--- Given data ---

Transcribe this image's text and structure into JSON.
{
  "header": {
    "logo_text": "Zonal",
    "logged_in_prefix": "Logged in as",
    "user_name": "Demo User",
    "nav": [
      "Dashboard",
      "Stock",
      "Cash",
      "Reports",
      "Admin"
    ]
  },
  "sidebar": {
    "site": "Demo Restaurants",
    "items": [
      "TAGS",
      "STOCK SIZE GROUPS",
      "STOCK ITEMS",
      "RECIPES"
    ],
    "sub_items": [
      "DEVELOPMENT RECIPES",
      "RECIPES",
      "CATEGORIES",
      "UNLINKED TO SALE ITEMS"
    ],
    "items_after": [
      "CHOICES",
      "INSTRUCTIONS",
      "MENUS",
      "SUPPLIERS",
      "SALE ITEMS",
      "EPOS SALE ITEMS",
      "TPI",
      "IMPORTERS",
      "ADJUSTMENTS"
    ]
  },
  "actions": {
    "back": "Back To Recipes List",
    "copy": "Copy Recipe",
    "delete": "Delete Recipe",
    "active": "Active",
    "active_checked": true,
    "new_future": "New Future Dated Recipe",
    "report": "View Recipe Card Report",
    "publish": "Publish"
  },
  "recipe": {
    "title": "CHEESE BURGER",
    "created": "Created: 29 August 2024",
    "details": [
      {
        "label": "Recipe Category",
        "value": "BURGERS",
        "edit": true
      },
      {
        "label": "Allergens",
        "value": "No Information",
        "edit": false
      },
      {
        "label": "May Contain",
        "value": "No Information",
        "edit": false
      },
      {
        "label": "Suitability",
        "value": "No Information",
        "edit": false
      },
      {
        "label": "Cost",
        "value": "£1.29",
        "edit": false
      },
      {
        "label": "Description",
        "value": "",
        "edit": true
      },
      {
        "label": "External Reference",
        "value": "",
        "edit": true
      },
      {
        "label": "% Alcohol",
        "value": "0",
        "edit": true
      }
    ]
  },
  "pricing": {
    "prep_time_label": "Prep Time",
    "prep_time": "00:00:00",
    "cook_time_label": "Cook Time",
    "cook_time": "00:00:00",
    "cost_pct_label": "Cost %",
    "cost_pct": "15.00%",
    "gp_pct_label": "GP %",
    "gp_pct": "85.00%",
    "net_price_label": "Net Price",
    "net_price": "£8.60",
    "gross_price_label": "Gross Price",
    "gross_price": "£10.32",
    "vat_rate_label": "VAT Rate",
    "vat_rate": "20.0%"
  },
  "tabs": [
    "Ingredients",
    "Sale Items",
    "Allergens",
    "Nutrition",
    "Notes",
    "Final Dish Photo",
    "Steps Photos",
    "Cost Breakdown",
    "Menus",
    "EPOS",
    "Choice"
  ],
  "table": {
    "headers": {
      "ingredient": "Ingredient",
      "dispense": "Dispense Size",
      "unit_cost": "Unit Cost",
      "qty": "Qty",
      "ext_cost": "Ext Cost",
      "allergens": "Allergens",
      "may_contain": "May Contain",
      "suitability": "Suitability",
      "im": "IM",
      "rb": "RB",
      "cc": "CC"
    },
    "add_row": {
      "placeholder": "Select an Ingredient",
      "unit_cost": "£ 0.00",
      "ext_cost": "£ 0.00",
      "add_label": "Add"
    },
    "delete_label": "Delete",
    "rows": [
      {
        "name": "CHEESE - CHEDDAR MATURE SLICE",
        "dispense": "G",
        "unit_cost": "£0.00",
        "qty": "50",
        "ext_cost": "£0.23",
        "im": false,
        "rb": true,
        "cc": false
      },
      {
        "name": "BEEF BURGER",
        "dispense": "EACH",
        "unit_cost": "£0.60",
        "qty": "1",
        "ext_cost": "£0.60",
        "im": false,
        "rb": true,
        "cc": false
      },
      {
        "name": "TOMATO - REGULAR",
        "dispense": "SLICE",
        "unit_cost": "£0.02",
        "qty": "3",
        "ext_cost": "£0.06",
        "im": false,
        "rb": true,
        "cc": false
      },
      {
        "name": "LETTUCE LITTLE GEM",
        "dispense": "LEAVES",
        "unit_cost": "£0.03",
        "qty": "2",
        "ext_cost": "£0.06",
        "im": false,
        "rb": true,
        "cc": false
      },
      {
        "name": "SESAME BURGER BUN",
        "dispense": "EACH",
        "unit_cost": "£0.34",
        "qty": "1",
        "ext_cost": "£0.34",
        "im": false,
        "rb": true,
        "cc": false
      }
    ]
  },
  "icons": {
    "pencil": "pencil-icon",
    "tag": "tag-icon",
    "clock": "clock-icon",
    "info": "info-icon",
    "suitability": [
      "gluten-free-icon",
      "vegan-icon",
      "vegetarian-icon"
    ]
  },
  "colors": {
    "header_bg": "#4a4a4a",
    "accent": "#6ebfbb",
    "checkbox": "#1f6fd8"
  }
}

---

Work to be completed: Select the lines that carry the string "SLICE" and copy them.

Problem solution:
        "name": "CHEESE - CHEDDAR MATURE SLICE",
        "dispense": "SLICE",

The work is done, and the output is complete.